[BEGIN Data]
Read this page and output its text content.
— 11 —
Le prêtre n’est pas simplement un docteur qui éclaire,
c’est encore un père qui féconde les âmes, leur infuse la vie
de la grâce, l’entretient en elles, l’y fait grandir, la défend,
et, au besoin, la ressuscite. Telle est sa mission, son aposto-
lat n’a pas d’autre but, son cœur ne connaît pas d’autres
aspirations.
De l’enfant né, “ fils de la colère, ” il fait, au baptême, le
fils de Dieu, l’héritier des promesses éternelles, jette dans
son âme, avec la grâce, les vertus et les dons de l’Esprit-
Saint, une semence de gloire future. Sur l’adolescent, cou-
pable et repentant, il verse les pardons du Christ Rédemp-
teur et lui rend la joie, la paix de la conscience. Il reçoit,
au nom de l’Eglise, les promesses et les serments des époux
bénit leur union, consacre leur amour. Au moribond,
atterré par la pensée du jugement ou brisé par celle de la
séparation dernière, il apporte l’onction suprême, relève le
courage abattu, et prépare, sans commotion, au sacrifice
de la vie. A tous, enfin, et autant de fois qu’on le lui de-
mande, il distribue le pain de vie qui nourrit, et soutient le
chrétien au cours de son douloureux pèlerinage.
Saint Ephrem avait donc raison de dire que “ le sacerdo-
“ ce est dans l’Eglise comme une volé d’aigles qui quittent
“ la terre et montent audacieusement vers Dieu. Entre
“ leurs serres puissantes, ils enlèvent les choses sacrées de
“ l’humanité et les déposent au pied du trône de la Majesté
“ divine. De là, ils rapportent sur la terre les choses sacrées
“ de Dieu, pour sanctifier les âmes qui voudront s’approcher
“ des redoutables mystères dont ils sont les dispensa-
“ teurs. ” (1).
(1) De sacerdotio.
[END Data]
:: Task objective ::
Repeat the records exactly, including every line.

:: Exercise solution ::
Read this page and output its text content.
— 11 —
Le prêtre n’est pas simplement un docteur qui éclaire,
c’est encore un père qui féconde les âmes, leur infuse la vie
de la grâce, l’entretient en elles, l’y fait grandir, la défend,
et, au besoin, la ressuscite. Telle est sa mission, son aposto-
lat n’a pas d’autre but, son cœur ne connaît pas d’autres
aspirations.
De l’enfant né, “ fils de la colère, ” il fait, au baptême, le
fils de Dieu, l’héritier des promesses éternelles, jette dans
son âme, avec la grâce, les vertus et les dons de l’Esprit-
Saint, une semence de gloire future. Sur l’adolescent, cou-
pable et repentant, il verse les pardons du Christ Rédemp-
teur et lui rend la joie, la paix de la conscience. Il reçoit,
au nom de l’Eglise, les promesses et les serments des époux
bénit leur union, consacre leur amour. Au moribond,
atterré par la pensée du jugement ou brisé par celle de la
séparation dernière, il apporte l’onction suprême, relève le
courage abattu, et prépare, sans commotion, au sacrifice
de la vie. A tous, enfin, et autant de fois qu’on le lui de-
mande, il distribue le pain de vie qui nourrit, et soutient le
chrétien au cours de son douloureux pèlerinage.
Saint Ephrem avait donc raison de dire que “ le sacerdo-
“ ce est dans l’Eglise comme une volé d’aigles qui quittent
“ la terre et montent audacieusement vers Dieu. Entre
“ leurs serres puissantes, ils enlèvent les choses sacrées de
“ l’humanité et les déposent au pied du trône de la Majesté
“ divine. De là, ils rapportent sur la terre les choses sacrées
“ de Dieu, pour sanctifier les âmes qui voudront s’approcher
“ des redoutables mystères dont ils sont les dispensa-
“ teurs. ” (1).
(1) De sacerdotio.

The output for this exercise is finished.